## begin DATA TO USE

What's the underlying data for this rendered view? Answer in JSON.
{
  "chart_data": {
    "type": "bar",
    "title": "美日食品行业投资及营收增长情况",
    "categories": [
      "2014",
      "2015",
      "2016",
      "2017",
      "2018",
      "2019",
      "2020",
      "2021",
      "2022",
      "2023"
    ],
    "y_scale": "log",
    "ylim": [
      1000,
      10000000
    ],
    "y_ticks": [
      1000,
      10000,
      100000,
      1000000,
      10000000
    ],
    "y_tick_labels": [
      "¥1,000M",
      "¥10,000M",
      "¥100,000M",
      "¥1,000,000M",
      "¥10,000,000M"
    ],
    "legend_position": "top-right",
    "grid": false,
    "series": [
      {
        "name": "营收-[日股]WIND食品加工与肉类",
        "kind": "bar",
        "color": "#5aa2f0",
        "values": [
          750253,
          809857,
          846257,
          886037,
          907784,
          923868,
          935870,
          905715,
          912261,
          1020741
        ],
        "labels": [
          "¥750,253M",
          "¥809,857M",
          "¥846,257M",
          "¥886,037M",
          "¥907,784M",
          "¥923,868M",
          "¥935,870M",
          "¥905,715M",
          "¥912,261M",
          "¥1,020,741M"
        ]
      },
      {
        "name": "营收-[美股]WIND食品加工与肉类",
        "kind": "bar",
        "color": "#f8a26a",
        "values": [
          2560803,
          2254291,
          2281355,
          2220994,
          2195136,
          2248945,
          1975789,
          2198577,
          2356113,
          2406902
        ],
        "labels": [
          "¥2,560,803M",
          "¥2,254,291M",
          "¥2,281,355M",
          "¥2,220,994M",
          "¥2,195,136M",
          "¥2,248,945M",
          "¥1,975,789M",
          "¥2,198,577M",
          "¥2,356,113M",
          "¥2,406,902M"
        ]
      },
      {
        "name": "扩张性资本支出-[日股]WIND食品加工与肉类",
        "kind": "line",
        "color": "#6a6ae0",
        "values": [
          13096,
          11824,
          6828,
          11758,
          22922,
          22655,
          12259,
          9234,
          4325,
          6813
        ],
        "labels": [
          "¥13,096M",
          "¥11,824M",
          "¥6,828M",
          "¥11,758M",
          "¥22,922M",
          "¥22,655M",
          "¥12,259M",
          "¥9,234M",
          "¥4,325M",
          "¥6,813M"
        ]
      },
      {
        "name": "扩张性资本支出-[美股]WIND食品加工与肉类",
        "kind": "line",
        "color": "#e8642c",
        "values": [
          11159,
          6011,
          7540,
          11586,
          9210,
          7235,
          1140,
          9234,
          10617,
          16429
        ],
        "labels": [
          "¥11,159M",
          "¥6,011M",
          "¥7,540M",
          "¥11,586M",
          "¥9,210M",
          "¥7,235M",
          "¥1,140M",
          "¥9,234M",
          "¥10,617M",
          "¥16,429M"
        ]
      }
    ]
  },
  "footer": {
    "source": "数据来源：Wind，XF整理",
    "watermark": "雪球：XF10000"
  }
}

## end DATA TO USE

■ GIVEN TASK ■
Please quote the data above in full, with no line missing.

■ EXERCISE RESPONSE ■
What's the underlying data for this rendered view? Answer in JSON.
{
  "chart_data": {
    "type": "bar",
    "title": "美日食品行业投资及营收增长情况",
    "categories": [
      "2014",
      "2015",
      "2016",
      "2017",
      "2018",
      "2019",
      "2020",
      "2021",
      "2022",
      "2023"
    ],
    "y_scale": "log",
    "ylim": [
      1000,
      10000000
    ],
    "y_ticks": [
      1000,
      10000,
      100000,
      1000000,
      10000000
    ],
    "y_tick_labels": [
      "¥1,000M",
      "¥10,000M",
      "¥100,000M",
      "¥1,000,000M",
      "¥10,000,000M"
    ],
    "legend_position": "top-right",
    "grid": false,
    "series": [
      {
        "name": "营收-[日股]WIND食品加工与肉类",
        "kind": "bar",
        "color": "#5aa2f0",
        "values": [
          750253,
          809857,
          846257,
          886037,
          907784,
          923868,
          935870,
          905715,
          912261,
          1020741
        ],
        "labels": [
          "¥750,253M",
          "¥809,857M",
          "¥846,257M",
          "¥886,037M",
          "¥907,784M",
          "¥923,868M",
          "¥935,870M",
          "¥905,715M",
          "¥912,261M",
          "¥1,020,741M"
        ]
      },
      {
        "name": "营收-[美股]WIND食品加工与肉类",
        "kind": "bar",
        "color": "#f8a26a",
        "values": [
          2560803,
          2254291,
          2281355,
          2220994,
          2195136,
          2248945,
          1975789,
          2198577,
          2356113,
          2406902
        ],
        "labels": [
          "¥2,560,803M",
          "¥2,254,291M",
          "¥2,281,355M",
          "¥2,220,994M",
          "¥2,195,136M",
          "¥2,248,945M",
          "¥1,975,789M",
          "¥2,198,577M",
          "¥2,356,113M",
          "¥2,406,902M"
        ]
      },
      {
        "name": "扩张性资本支出-[日股]WIND食品加工与肉类",
        "kind": "line",
        "color": "#6a6ae0",
        "values": [
          13096,
          11824,
          6828,
          11758,
          22922,
          22655,
          12259,
          9234,
          4325,
          6813
        ],
        "labels": [
          "¥13,096M",
          "¥11,824M",
          "¥6,828M",
          "¥11,758M",
          "¥22,922M",
          "¥22,655M",
          "¥12,259M",
          "¥9,234M",
          "¥4,325M",
          "¥6,813M"
        ]
      },
      {
        "name": "扩张性资本支出-[美股]WIND食品加工与肉类",
        "kind": "line",
        "color": "#e8642c",
        "values": [
          11159,
          6011,
          7540,
          11586,
          9210,
          7235,
          1140,
          9234,
          10617,
          16429
        ],
        "labels": [
          "¥11,159M",
          "¥6,011M",
          "¥7,540M",
          "¥11,586M",
          "¥9,210M",
          "¥7,235M",
          "¥1,140M",
          "¥9,234M",
          "¥10,617M",
          "¥16,429M"
        ]
      }
    ]
  },
  "footer": {
    "source": "数据来源：Wind，XF整理",
    "watermark": "雪球：XF10000"
  }
}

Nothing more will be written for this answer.